请逐字照录下列条目中从含有“tab-bar-item[interactable]: 商城 —”的一行到含有“notification-icon — [53, 8, 64, 18]”的一行，首尾两行均包括在内。

数据集条目:
========

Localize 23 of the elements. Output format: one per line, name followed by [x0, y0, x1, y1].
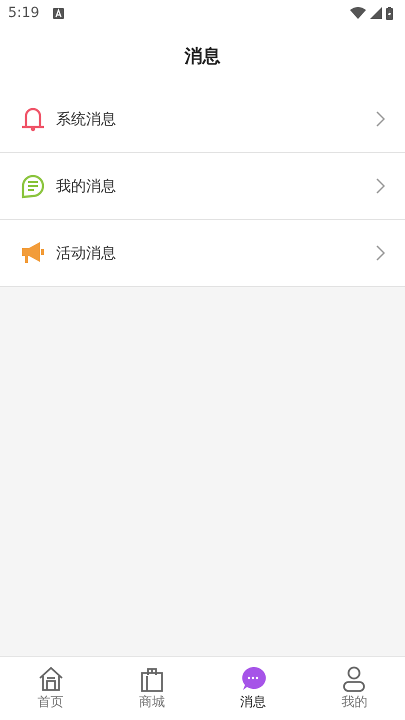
tab-bar-item[interactable]: 商城 — [101, 657, 202, 720]
user-icon — [341, 666, 368, 692]
message-category-item[interactable]: 系统消息 — [0, 86, 405, 153]
chevron-right-icon — [376, 111, 385, 127]
page-title: 消息 — [184, 45, 220, 68]
wifi-icon — [350, 7, 366, 19]
signal-icon — [370, 7, 382, 19]
status-time: 5:19 — [8, 5, 40, 21]
item-label: 我的消息 — [56, 176, 117, 196]
notification-icon — [53, 8, 64, 18]
message-category-item[interactable]: 活动消息 — [0, 220, 405, 287]
battery-icon — [386, 6, 393, 20]
chat-bubble-icon — [240, 666, 266, 692]
tab-bar-item[interactable]: 消息 — [202, 657, 304, 720]
chevron-right-icon — [376, 245, 385, 261]
item-label: 活动消息 — [56, 244, 117, 262]
tab-bar-item[interactable]: 首页 — [0, 657, 102, 720]
tab-bar-item[interactable]: 我的 — [304, 657, 405, 720]
home-icon — [38, 666, 64, 692]
item-label: 系统消息 — [56, 110, 117, 128]
message-category-item[interactable]: 我的消息 — [0, 153, 405, 220]
shopping-bag-icon — [138, 666, 165, 692]
chevron-right-icon — [376, 178, 385, 194]
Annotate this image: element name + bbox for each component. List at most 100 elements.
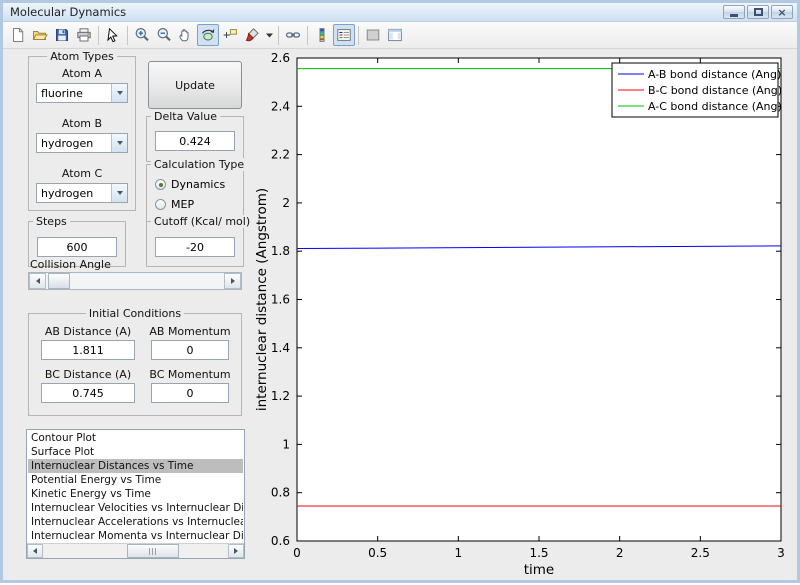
- list-item[interactable]: Internuclear Velocities vs Internuclear …: [28, 501, 243, 515]
- brush-dropdown-button[interactable]: [263, 24, 275, 46]
- toolbar-separator: [98, 25, 99, 45]
- atom-a-dropdown[interactable]: fluorine: [36, 83, 128, 103]
- print-figure-button[interactable]: [73, 24, 95, 46]
- atom-b-label: Atom B: [61, 117, 103, 130]
- x-tick-label: 2.5: [691, 546, 710, 560]
- steps-title: Steps: [33, 215, 70, 228]
- list-item[interactable]: Surface Plot: [28, 445, 243, 459]
- ab-momentum-field[interactable]: 0: [151, 340, 229, 360]
- plot-type-listbox[interactable]: Contour Plot Surface Plot Internuclear Dis…: [26, 429, 245, 559]
- listbox-hscrollbar[interactable]: [27, 543, 244, 558]
- ab-distance-field[interactable]: 1.811: [41, 340, 135, 360]
- list-item[interactable]: Kinetic Energy vs Time: [28, 487, 243, 501]
- slider-right-arrow[interactable]: [224, 273, 241, 289]
- x-tick-label: 0: [293, 546, 301, 560]
- pan-icon: [178, 27, 194, 43]
- radio-dynamics[interactable]: Dynamics: [155, 178, 225, 191]
- link-plot-button[interactable]: [282, 24, 304, 46]
- radio-dynamics-icon: [155, 179, 166, 190]
- hscrollbar-right-arrow[interactable]: [228, 544, 244, 558]
- list-item[interactable]: Internuclear Momenta vs Internuclear Dis…: [28, 529, 243, 543]
- bc-momentum-field[interactable]: 0: [151, 383, 229, 403]
- save-figure-button[interactable]: [51, 24, 73, 46]
- show-plot-tools-button[interactable]: [384, 24, 406, 46]
- y-axis-label: internuclear distance (Angstrom): [254, 188, 270, 411]
- collision-angle-slider[interactable]: [28, 272, 242, 290]
- hide-plot-tools-button[interactable]: [362, 24, 384, 46]
- new-figure-button[interactable]: [7, 24, 29, 46]
- hide-plot-tools-icon: [365, 27, 381, 43]
- titlebar: Molecular Dynamics ×: [3, 3, 797, 22]
- arrow-left-icon: [35, 278, 40, 284]
- slider-track[interactable]: [46, 273, 224, 289]
- plot-area[interactable]: 0 0.5 1 1.5 2 2.5 3 0.6 0.8 1 1.2 1.4 1.6 1.8 2 2.2 2.4 2…: [253, 51, 799, 581]
- atom-types-panel: Atom Types Atom A fluorine Atom B hydrog…: [28, 50, 136, 211]
- window-title: Molecular Dynamics: [10, 5, 127, 19]
- figure-toolbar: [3, 22, 797, 49]
- radio-mep-icon: [155, 199, 166, 210]
- atom-b-dropdown-button[interactable]: [111, 134, 127, 152]
- delta-value-title: Delta Value: [151, 110, 221, 123]
- arrow-right-icon: [230, 278, 235, 284]
- y-tick-label: 1: [282, 437, 290, 451]
- atom-c-label: Atom C: [61, 167, 103, 180]
- brush-icon: [244, 27, 260, 43]
- link-plot-icon: [285, 27, 301, 43]
- y-tick-label: 0.8: [271, 486, 290, 500]
- atom-c-dropdown[interactable]: hydrogen: [36, 183, 128, 203]
- slider-thumb[interactable]: [48, 273, 70, 289]
- zoom-out-icon: [156, 27, 172, 43]
- y-tick-label: 0.6: [271, 534, 290, 548]
- atom-b-value: hydrogen: [41, 136, 94, 150]
- y-tick-label: 2.4: [271, 99, 290, 113]
- hscrollbar-thumb[interactable]: [127, 544, 179, 558]
- y-tick-label: 2.6: [271, 51, 290, 65]
- bc-distance-field[interactable]: 0.745: [41, 383, 135, 403]
- edit-plot-button[interactable]: [102, 24, 124, 46]
- atom-a-value: fluorine: [41, 86, 83, 100]
- maximize-button[interactable]: [747, 5, 769, 19]
- legend-label: A-B bond distance (Ang): [648, 68, 781, 81]
- atom-c-dropdown-button[interactable]: [111, 184, 127, 202]
- minimize-button[interactable]: [723, 5, 745, 19]
- edit-plot-icon: [105, 27, 121, 43]
- radio-mep[interactable]: MEP: [155, 198, 194, 211]
- y-tick-label: 1.8: [271, 244, 290, 258]
- y-tick-label: 2.2: [271, 148, 290, 162]
- data-cursor-button[interactable]: [219, 24, 241, 46]
- legend-label: A-C bond distance (Ang): [648, 100, 782, 113]
- slider-left-arrow[interactable]: [29, 273, 46, 289]
- steps-field[interactable]: 600: [37, 237, 117, 257]
- atom-b-dropdown[interactable]: hydrogen: [36, 133, 128, 153]
- y-tick-label: 1.2: [271, 389, 290, 403]
- chevron-down-icon: [116, 141, 123, 145]
- zoom-in-button[interactable]: [131, 24, 153, 46]
- hscrollbar-track[interactable]: [43, 544, 228, 558]
- maximize-icon: [753, 8, 763, 16]
- toolbar-separator: [127, 25, 128, 45]
- atom-a-dropdown-button[interactable]: [111, 84, 127, 102]
- figure-content: Atom Types Atom A fluorine Atom B hydrog…: [3, 50, 797, 580]
- delta-value-field[interactable]: 0.424: [155, 131, 235, 151]
- list-item[interactable]: Internuclear Accelerations vs Internucle…: [28, 515, 243, 529]
- rotate-3d-button[interactable]: [197, 24, 219, 46]
- legend[interactable]: A-B bond distance (Ang) B-C bond distance…: [611, 62, 782, 118]
- open-file-button[interactable]: [29, 24, 51, 46]
- list-item[interactable]: Internuclear Distances vs Time: [28, 459, 243, 473]
- chevron-down-icon: [116, 191, 123, 195]
- plot-svg[interactable]: 0 0.5 1 1.5 2 2.5 3 0.6 0.8 1 1.2 1.4 1.6 1.8 2 2.2 2.4 2…: [253, 51, 799, 581]
- list-item[interactable]: Contour Plot: [28, 431, 243, 445]
- atom-types-title: Atom Types: [47, 50, 117, 63]
- insert-colorbar-button[interactable]: [311, 24, 333, 46]
- close-button[interactable]: ×: [771, 5, 793, 19]
- insert-legend-button[interactable]: [333, 24, 355, 46]
- zoom-out-button[interactable]: [153, 24, 175, 46]
- list-item[interactable]: Potential Energy vs Time: [28, 473, 243, 487]
- toolbar-separator: [278, 25, 279, 45]
- show-plot-tools-icon: [387, 27, 403, 43]
- pan-button[interactable]: [175, 24, 197, 46]
- cutoff-field[interactable]: -20: [155, 237, 235, 257]
- update-button[interactable]: Update: [148, 61, 242, 109]
- hscrollbar-left-arrow[interactable]: [27, 544, 43, 558]
- brush-button[interactable]: [241, 24, 263, 46]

========

任务结果 →
tab-bar-item[interactable]: 商城 — [101, 657, 202, 720]
user-icon — [341, 666, 368, 692]
message-category-item[interactable]: 系统消息 — [0, 86, 405, 153]
chevron-right-icon — [376, 111, 385, 127]
page-title: 消息 — [184, 45, 220, 68]
wifi-icon — [350, 7, 366, 19]
signal-icon — [370, 7, 382, 19]
status-time: 5:19 — [8, 5, 40, 21]
item-label: 我的消息 — [56, 176, 117, 196]
notification-icon — [53, 8, 64, 18]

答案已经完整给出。